Job: All of the data must be printed exactly; please include every line.

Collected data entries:
<<<<

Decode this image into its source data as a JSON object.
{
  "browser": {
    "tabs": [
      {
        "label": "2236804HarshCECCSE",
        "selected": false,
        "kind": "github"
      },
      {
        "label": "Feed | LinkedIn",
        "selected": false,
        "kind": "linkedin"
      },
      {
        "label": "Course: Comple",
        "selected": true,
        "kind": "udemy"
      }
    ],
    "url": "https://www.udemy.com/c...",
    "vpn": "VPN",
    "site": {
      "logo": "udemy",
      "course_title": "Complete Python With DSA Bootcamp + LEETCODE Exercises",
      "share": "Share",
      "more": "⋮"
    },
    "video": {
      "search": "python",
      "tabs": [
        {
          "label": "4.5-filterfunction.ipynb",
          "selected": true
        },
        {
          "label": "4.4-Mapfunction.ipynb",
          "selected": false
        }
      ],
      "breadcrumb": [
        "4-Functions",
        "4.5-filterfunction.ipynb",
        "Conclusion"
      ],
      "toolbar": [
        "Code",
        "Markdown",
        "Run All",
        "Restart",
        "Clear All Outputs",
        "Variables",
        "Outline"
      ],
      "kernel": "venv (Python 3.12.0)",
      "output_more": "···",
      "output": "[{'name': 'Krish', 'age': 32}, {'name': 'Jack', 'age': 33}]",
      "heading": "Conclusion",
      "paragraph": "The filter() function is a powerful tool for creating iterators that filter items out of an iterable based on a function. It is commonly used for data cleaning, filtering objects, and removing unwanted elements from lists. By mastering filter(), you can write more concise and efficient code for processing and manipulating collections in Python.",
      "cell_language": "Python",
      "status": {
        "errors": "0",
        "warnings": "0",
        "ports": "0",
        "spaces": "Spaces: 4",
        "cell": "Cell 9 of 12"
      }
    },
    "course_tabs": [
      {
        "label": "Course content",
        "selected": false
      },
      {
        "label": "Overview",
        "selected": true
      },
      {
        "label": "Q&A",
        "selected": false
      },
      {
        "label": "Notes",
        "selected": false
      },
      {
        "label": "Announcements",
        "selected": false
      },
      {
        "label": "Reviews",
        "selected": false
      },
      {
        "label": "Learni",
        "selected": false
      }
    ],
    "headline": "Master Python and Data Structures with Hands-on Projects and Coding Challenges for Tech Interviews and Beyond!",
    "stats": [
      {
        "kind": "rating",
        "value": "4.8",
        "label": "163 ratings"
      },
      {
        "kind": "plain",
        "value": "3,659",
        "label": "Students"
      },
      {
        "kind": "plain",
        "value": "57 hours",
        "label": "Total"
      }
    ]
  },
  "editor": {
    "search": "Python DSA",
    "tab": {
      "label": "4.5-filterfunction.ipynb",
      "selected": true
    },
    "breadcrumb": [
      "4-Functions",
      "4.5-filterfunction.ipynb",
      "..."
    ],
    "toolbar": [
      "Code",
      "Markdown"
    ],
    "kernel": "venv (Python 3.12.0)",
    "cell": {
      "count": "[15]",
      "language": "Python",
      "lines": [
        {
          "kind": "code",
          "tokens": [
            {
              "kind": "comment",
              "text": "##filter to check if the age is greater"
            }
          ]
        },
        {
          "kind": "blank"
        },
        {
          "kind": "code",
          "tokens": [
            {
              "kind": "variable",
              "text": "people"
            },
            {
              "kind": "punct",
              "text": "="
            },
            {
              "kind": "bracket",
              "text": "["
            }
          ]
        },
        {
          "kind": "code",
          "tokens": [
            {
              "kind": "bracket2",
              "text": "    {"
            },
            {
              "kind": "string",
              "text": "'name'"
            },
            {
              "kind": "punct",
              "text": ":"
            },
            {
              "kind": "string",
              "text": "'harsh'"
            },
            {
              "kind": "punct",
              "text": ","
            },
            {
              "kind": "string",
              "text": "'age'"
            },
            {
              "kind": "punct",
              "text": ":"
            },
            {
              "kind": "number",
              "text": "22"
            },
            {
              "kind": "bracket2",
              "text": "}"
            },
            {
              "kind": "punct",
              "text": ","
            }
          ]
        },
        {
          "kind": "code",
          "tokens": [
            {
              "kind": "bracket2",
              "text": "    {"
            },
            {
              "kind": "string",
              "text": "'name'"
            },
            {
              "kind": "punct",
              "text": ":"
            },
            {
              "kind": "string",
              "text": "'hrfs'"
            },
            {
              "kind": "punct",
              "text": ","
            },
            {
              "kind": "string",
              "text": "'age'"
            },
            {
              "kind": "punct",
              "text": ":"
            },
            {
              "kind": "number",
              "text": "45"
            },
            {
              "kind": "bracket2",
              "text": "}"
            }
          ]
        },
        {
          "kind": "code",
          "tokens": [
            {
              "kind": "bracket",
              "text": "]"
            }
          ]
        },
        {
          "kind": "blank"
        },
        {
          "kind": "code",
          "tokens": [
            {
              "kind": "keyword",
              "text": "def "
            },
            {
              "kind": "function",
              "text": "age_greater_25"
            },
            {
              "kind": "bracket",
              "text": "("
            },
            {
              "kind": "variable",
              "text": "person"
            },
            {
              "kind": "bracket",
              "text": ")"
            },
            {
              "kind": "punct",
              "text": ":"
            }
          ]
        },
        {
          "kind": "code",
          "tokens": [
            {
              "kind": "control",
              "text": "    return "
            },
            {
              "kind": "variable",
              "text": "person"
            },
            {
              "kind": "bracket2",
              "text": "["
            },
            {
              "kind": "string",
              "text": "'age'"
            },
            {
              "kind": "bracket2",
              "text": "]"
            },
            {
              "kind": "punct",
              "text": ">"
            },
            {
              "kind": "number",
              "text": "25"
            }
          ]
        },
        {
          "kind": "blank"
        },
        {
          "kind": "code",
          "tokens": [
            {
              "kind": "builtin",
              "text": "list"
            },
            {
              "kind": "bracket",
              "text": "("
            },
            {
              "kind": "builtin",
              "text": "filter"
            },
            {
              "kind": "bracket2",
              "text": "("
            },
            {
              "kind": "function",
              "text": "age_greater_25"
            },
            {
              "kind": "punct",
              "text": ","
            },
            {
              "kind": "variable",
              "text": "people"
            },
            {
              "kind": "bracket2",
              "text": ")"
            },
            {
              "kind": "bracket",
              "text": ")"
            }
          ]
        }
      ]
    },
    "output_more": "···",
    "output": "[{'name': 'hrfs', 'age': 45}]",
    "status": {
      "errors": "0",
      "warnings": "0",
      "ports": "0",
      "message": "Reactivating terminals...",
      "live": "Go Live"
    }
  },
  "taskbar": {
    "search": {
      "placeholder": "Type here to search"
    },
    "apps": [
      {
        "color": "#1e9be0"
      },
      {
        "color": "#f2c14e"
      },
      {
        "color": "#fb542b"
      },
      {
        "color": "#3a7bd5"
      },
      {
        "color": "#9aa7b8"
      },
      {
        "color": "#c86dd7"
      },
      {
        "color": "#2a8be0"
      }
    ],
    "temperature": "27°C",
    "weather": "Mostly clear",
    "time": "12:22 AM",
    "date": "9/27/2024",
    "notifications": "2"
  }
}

>>>>

In response:
Decode this image into its source data as a JSON object.
{
  "browser": {
    "tabs": [
      {
        "label": "2236804HarshCECCSE",
        "selected": false,
        "kind": "github"
      },
      {
        "label": "Feed | LinkedIn",
        "selected": false,
        "kind": "linkedin"
      },
      {
        "label": "Course: Comple",
        "selected": true,
        "kind": "udemy"
      }
    ],
    "url": "https://www.udemy.com/c...",
    "vpn": "VPN",
    "site": {
      "logo": "udemy",
      "course_title": "Complete Python With DSA Bootcamp + LEETCODE Exercises",
      "share": "Share",
      "more": "⋮"
    },
    "video": {
      "search": "python",
      "tabs": [
        {
          "label": "4.5-filterfunction.ipynb",
          "selected": true
        },
        {
          "label": "4.4-Mapfunction.ipynb",
          "selected": false
        }
      ],
      "breadcrumb": [
        "4-Functions",
        "4.5-filterfunction.ipynb",
        "Conclusion"
      ],
      "toolbar": [
        "Code",
        "Markdown",
        "Run All",
        "Restart",
        "Clear All Outputs",
        "Variables",
        "Outline"
      ],
      "kernel": "venv (Python 3.12.0)",
      "output_more": "···",
      "output": "[{'name': 'Krish', 'age': 32}, {'name': 'Jack', 'age': 33}]",
      "heading": "Conclusion",
      "paragraph": "The filter() function is a powerful tool for creating iterators that filter items out of an iterable based on a function. It is commonly used for data cleaning, filtering objects, and removing unwanted elements from lists. By mastering filter(), you can write more concise and efficient code for processing and manipulating collections in Python.",
      "cell_language": "Python",
      "status": {
        "errors": "0",
        "warnings": "0",
        "ports": "0",
        "spaces": "Spaces: 4",
        "cell": "Cell 9 of 12"
      }
    },
    "course_tabs": [
      {
        "label": "Course content",
        "selected": false
      },
      {
        "label": "Overview",
        "selected": true
      },
      {
        "label": "Q&A",
        "selected": false
      },
      {
        "label": "Notes",
        "selected": false
      },
      {
        "label": "Announcements",
        "selected": false
      },
      {
        "label": "Reviews",
        "selected": false
      },
      {
        "label": "Learni",
        "selected": false
      }
    ],
    "headline": "Master Python and Data Structures with Hands-on Projects and Coding Challenges for Tech Interviews and Beyond!",
    "stats": [
      {
        "kind": "rating",
        "value": "4.8",
        "label": "163 ratings"
      },
      {
        "kind": "plain",
        "value": "3,659",
        "label": "Students"
      },
      {
        "kind": "plain",
        "value": "57 hours",
        "label": "Total"
      }
    ]
  },
  "editor": {
    "search": "Python DSA",
    "tab": {
      "label": "4.5-filterfunction.ipynb",
      "selected": true
    },
    "breadcrumb": [
      "4-Functions",
      "4.5-filterfunction.ipynb",
      "..."
    ],
    "toolbar": [
      "Code",
      "Markdown"
    ],
    "kernel": "venv (Python 3.12.0)",
    "cell": {
      "count": "[15]",
      "language": "Python",
      "lines": [
        {
          "kind": "code",
          "tokens": [
            {
              "kind": "comment",
              "text": "##filter to check if the age is greater"
            }
          ]
        },
        {
          "kind": "blank"
        },
        {
          "kind": "code",
          "tokens": [
            {
              "kind": "variable",
              "text": "people"
            },
            {
              "kind": "punct",
              "text": "="
            },
            {
              "kind": "bracket",
              "text": "["
            }
          ]
        },
        {
          "kind": "code",
          "tokens": [
            {
              "kind": "bracket2",
              "text": "    {"
            },
            {
              "kind": "string",
              "text": "'name'"
            },
            {
              "kind": "punct",
              "text": ":"
            },
            {
              "kind": "string",
              "text": "'harsh'"
            },
            {
              "kind": "punct",
              "text": ","
            },
            {
              "kind": "string",
              "text": "'age'"
            },
            {
              "kind": "punct",
              "text": ":"
            },
            {
              "kind": "number",
              "text": "22"
            },
            {
              "kind": "bracket2",
              "text": "}"
            },
            {
              "kind": "punct",
              "text": ","
            }
          ]
        },
        {
          "kind": "code",
          "tokens": [
            {
              "kind": "bracket2",
              "text": "    {"
            },
            {
              "kind": "string",
              "text": "'name'"
            },
            {
              "kind": "punct",
              "text": ":"
            },
            {
              "kind": "string",
              "text": "'hrfs'"
            },
            {
              "kind": "punct",
              "text": ","
            },
            {
              "kind": "string",
              "text": "'age'"
            },
            {
              "kind": "punct",
              "text": ":"
            },
            {
              "kind": "number",
              "text": "45"
            },
            {
              "kind": "bracket2",
              "text": "}"
            }
          ]
        },
        {
          "kind": "code",
          "tokens": [
            {
              "kind": "bracket",
              "text": "]"
            }
          ]
        },
        {
          "kind": "blank"
        },
        {
          "kind": "code",
          "tokens": [
            {
              "kind": "keyword",
              "text": "def "
            },
            {
              "kind": "function",
              "text": "age_greater_25"
            },
            {
              "kind": "bracket",
              "text": "("
            },
            {
              "kind": "variable",
              "text": "person"
            },
            {
              "kind": "bracket",
              "text": ")"
            },
            {
              "kind": "punct",
              "text": ":"
            }
          ]
        },
        {
          "kind": "code",
          "tokens": [
            {
              "kind": "control",
              "text": "    return "
            },
            {
              "kind": "variable",
              "text": "person"
            },
            {
              "kind": "bracket2",
              "text": "["
            },
            {
              "kind": "string",
              "text": "'age'"
            },
            {
              "kind": "bracket2",
              "text": "]"
            },
            {
              "kind": "punct",
              "text": ">"
            },
            {
              "kind": "number",
              "text": "25"
            }
          ]
        },
        {
          "kind": "blank"
        },
        {
          "kind": "code",
          "tokens": [
            {
              "kind": "builtin",
              "text": "list"
            },
            {
              "kind": "bracket",
              "text": "("
            },
            {
              "kind": "builtin",
              "text": "filter"
            },
            {
              "kind": "bracket2",
              "text": "("
            },
            {
              "kind": "function",
              "text": "age_greater_25"
            },
            {
              "kind": "punct",
              "text": ","
            },
            {
              "kind": "variable",
              "text": "people"
            },
            {
              "kind": "bracket2",
              "text": ")"
            },
            {
              "kind": "bracket",
              "text": ")"
            }
          ]
        }
      ]
    },
    "output_more": "···",
    "output": "[{'name': 'hrfs', 'age': 45}]",
    "status": {
      "errors": "0",
      "warnings": "0",
      "ports": "0",
      "message": "Reactivating terminals...",
      "live": "Go Live"
    }
  },
  "taskbar": {
    "search": {
      "placeholder": "Type here to search"
    },
    "apps": [
      {
        "color": "#1e9be0"
      },
      {
        "color": "#f2c14e"
      },
      {
        "color": "#fb542b"
      },
      {
        "color": "#3a7bd5"
      },
      {
        "color": "#9aa7b8"
      },
      {
        "color": "#c86dd7"
      },
      {
        "color": "#2a8be0"
      }
    ],
    "temperature": "27°C",
    "weather": "Mostly clear",
    "time": "12:22 AM",
    "date": "9/27/2024",
    "notifications": "2"
  }
}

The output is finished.